| What to produce |
Copy out all lines that hold "color".

| Provided records |
==================================================

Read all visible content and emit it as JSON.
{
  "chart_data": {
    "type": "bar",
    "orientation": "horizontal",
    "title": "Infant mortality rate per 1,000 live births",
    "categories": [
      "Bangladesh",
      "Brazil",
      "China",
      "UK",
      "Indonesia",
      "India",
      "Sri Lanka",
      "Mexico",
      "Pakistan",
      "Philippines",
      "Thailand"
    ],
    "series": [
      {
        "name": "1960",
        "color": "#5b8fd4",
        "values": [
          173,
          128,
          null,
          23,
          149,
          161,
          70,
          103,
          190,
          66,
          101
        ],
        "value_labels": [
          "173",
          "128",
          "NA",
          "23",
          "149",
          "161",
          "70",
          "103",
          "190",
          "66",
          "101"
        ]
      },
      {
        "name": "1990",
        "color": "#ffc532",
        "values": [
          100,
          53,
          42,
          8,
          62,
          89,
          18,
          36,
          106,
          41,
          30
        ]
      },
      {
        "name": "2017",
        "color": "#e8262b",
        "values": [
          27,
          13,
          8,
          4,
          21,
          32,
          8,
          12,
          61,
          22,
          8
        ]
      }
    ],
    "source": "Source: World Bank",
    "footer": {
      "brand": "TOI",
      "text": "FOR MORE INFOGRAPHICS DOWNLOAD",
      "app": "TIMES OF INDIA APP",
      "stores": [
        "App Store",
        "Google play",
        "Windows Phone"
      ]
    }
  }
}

==================================================

| Solution |
        "color": "#5b8fd4",
        "color": "#ffc532",
        "color": "#e8262b",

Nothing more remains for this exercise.